═══ Record list ═══

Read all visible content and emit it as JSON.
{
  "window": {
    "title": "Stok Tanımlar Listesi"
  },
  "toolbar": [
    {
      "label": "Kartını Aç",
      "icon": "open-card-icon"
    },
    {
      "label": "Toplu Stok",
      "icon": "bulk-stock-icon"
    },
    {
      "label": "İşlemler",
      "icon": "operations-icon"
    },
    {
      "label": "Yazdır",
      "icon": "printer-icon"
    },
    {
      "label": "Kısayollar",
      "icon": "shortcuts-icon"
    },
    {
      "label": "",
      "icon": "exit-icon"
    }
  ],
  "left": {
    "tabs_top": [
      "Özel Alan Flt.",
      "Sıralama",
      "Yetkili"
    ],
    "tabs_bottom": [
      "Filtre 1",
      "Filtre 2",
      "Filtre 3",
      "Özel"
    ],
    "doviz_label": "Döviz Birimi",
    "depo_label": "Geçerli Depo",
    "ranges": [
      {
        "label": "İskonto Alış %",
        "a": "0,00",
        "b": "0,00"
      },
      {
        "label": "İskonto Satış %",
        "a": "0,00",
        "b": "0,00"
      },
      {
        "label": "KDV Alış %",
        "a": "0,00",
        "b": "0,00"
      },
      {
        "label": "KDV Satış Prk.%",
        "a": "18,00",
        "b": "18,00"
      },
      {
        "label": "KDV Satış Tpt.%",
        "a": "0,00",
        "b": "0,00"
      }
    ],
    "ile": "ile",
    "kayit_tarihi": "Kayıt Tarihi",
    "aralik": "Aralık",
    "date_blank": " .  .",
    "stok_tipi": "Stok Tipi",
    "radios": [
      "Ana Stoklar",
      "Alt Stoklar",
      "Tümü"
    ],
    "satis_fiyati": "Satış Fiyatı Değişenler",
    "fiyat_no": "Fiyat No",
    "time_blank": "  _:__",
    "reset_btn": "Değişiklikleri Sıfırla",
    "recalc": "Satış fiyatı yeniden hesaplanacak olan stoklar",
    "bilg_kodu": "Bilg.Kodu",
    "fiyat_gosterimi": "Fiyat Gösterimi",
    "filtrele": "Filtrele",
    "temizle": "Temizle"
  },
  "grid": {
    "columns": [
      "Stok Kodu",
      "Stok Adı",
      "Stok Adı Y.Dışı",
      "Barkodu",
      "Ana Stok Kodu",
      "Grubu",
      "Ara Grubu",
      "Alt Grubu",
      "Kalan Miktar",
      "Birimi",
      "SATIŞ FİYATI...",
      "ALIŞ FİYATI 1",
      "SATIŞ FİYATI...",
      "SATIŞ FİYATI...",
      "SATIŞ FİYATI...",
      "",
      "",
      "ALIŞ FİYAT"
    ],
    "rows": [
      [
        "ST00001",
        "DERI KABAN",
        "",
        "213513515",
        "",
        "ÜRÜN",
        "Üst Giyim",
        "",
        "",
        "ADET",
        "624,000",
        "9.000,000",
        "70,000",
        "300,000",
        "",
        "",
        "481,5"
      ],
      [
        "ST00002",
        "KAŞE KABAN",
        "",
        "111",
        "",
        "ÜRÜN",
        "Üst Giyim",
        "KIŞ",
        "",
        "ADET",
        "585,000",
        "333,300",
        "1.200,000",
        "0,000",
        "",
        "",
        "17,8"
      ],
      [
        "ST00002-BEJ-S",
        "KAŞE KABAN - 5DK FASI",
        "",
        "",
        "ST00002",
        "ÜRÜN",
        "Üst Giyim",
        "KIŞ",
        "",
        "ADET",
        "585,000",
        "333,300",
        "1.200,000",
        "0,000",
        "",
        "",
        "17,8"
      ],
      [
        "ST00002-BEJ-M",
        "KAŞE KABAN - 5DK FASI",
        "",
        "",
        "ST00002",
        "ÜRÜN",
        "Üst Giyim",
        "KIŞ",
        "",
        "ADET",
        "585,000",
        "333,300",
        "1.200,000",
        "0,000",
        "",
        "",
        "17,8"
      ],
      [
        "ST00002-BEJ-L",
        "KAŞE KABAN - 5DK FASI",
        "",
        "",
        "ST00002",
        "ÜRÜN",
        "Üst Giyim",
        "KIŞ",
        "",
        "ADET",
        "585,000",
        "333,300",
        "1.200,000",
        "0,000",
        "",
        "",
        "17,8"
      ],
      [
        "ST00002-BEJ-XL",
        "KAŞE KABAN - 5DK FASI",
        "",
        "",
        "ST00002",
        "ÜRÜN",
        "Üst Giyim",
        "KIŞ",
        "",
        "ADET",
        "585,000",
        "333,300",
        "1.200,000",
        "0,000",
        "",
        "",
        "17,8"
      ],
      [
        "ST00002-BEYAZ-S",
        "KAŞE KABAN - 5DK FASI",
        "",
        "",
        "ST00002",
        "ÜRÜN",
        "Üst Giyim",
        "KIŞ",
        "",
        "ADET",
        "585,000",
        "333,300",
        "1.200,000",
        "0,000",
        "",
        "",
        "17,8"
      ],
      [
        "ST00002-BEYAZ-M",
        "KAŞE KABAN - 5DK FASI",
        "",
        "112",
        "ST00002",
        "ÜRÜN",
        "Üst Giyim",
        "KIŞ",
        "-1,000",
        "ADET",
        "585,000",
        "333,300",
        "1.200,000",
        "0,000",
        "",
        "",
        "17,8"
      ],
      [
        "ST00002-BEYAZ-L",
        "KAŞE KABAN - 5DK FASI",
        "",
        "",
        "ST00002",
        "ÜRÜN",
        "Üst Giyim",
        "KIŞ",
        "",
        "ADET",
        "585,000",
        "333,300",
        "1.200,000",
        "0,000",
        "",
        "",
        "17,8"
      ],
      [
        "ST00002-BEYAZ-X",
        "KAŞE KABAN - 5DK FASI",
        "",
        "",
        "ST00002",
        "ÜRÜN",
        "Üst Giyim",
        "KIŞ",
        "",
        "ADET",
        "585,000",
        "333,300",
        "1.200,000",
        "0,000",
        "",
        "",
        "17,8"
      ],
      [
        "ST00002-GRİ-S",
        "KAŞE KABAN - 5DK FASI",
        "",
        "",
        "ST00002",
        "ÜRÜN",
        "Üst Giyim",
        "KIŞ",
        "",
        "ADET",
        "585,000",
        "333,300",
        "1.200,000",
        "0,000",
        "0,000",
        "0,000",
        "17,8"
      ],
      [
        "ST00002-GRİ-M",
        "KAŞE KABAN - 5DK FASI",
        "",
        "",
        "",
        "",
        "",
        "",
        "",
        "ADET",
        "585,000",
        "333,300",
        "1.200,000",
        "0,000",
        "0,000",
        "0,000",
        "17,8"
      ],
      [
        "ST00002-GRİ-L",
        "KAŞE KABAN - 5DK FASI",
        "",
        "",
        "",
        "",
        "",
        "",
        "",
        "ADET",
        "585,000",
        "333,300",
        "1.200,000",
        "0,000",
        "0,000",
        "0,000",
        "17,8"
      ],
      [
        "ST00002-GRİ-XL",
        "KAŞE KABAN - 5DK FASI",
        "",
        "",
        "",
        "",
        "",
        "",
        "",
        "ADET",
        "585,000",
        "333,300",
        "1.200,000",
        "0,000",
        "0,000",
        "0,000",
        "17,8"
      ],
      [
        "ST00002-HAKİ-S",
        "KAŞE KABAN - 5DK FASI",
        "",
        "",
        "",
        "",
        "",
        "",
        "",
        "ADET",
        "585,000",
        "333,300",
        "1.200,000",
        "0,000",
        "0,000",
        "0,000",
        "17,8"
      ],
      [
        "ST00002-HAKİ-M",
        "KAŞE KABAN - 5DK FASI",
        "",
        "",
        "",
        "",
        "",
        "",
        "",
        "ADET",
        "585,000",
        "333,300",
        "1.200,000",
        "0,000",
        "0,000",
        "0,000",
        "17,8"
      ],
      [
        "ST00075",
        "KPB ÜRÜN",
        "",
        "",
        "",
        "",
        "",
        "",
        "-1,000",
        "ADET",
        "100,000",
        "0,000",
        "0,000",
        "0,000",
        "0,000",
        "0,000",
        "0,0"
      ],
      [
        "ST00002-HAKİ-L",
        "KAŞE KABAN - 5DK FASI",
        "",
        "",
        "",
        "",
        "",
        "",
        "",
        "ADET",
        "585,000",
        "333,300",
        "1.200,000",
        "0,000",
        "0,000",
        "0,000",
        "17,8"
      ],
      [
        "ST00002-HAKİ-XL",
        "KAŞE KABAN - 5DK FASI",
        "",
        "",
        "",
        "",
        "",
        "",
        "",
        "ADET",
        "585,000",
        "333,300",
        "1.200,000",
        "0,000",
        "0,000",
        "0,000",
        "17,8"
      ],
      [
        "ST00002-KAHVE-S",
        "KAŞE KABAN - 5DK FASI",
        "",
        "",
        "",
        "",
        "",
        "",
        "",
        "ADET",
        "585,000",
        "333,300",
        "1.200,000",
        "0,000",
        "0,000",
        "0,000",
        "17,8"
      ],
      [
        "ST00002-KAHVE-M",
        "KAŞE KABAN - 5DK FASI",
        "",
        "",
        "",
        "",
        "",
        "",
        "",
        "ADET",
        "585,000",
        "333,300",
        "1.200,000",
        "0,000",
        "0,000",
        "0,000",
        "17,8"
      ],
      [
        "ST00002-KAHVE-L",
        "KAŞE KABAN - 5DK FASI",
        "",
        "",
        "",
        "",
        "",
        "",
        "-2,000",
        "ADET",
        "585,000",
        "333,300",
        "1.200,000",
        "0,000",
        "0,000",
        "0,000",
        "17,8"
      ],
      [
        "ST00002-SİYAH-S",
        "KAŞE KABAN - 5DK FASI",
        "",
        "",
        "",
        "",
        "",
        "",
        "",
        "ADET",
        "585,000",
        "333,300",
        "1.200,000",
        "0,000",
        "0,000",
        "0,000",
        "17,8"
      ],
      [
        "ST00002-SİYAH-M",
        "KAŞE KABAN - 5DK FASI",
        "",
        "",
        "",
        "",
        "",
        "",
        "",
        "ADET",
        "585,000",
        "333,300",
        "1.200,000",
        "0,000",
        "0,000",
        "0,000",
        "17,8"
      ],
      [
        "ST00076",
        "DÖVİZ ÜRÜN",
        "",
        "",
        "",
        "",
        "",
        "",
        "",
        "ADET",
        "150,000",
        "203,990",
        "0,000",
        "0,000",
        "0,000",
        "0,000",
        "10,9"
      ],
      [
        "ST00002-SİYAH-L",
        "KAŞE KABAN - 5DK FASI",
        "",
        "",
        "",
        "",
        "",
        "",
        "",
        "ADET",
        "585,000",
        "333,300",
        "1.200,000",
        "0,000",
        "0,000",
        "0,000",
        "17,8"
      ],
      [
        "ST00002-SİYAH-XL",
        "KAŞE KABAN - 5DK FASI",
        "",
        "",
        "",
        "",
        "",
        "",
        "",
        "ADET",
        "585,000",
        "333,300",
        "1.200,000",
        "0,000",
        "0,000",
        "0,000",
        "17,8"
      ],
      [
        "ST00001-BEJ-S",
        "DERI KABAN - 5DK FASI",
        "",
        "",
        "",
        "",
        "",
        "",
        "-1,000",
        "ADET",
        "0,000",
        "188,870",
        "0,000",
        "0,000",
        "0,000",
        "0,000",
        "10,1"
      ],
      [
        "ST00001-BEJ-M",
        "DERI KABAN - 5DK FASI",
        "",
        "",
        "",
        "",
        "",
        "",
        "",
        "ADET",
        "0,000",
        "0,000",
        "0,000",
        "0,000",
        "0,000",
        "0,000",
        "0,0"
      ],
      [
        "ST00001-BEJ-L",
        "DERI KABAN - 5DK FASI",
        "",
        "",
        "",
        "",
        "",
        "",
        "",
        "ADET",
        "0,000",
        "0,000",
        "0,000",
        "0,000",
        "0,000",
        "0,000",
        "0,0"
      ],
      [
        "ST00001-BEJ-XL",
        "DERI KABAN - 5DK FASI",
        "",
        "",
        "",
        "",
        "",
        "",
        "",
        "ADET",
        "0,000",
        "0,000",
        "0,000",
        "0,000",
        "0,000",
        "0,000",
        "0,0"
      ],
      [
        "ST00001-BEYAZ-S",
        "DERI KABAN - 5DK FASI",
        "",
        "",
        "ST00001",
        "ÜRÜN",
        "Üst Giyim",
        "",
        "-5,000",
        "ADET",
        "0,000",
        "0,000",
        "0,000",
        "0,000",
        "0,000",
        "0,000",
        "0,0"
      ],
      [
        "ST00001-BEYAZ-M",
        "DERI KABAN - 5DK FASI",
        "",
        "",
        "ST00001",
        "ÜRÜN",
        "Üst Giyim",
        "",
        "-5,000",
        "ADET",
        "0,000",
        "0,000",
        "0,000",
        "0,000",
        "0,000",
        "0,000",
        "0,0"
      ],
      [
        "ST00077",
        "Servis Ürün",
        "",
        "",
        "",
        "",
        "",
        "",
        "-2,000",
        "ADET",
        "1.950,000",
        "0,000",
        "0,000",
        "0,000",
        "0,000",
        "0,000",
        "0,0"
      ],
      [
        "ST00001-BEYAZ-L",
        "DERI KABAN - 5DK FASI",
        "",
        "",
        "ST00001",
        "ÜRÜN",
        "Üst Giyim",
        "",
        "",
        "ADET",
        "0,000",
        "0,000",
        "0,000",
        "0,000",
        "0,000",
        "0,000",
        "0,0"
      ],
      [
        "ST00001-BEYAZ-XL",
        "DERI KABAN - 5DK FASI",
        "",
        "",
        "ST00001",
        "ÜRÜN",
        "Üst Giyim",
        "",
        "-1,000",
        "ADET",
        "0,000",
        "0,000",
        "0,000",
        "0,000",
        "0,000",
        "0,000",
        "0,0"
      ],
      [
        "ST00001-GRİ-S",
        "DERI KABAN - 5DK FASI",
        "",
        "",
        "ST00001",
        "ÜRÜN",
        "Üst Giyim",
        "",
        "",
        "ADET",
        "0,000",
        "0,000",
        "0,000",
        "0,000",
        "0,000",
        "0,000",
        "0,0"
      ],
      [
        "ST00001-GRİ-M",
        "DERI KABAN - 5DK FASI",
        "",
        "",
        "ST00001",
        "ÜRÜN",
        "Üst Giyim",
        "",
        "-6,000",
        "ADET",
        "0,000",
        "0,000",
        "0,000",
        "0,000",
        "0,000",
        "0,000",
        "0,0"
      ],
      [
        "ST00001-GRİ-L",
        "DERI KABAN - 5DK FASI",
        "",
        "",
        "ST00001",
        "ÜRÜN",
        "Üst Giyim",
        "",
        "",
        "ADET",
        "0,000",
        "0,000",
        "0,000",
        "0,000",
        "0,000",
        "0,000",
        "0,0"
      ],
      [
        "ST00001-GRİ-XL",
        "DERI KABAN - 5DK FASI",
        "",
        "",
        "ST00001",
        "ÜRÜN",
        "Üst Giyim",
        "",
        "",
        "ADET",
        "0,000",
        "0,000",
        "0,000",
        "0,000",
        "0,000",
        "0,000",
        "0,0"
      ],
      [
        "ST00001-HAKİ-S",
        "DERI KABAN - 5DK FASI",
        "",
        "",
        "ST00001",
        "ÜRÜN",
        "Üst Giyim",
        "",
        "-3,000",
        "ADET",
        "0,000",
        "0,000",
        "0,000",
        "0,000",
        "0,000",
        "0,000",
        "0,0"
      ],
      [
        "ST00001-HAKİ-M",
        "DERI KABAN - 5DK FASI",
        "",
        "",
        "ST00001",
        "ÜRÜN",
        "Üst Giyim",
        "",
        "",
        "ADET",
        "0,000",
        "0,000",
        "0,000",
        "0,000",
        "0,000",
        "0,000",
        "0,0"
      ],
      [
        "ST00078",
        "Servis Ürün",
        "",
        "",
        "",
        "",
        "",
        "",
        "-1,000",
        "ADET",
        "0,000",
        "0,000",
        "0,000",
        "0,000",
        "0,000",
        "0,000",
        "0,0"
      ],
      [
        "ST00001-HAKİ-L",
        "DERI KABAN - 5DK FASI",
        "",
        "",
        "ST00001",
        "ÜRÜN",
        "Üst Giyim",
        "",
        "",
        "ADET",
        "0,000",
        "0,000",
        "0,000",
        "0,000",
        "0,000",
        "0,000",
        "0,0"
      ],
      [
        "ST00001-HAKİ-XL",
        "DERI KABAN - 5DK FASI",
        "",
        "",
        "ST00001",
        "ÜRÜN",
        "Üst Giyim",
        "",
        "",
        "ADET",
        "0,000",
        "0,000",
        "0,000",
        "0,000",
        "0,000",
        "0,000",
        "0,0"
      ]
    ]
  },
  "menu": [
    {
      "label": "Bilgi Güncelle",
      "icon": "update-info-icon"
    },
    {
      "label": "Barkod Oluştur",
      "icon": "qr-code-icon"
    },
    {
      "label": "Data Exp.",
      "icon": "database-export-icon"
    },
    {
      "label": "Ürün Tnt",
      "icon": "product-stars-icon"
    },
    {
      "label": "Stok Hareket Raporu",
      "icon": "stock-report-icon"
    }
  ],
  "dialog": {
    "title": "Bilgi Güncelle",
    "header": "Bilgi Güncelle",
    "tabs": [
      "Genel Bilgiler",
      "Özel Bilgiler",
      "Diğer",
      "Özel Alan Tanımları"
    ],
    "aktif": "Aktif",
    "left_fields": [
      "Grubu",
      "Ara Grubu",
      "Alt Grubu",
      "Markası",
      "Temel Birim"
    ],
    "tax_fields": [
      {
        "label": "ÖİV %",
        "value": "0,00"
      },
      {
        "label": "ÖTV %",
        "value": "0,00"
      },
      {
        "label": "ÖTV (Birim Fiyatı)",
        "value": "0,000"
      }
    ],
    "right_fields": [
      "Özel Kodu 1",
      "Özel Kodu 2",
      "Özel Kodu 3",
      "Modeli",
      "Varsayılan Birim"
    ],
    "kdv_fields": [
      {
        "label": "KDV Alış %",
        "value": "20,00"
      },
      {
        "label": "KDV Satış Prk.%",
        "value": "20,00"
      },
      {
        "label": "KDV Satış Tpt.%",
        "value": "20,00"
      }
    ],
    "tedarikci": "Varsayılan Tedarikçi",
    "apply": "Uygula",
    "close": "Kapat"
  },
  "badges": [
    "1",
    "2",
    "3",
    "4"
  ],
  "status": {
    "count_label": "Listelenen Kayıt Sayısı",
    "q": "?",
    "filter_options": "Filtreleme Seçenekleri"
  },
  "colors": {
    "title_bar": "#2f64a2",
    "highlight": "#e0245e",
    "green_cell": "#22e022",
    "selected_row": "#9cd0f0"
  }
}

═══

Exercise objective
Copy down every line of the entries containing the word "KAHVE".

Answer to this task
        "ST00002-KAHVE-S",
        "ST00002-KAHVE-M",
        "ST00002-KAHVE-L",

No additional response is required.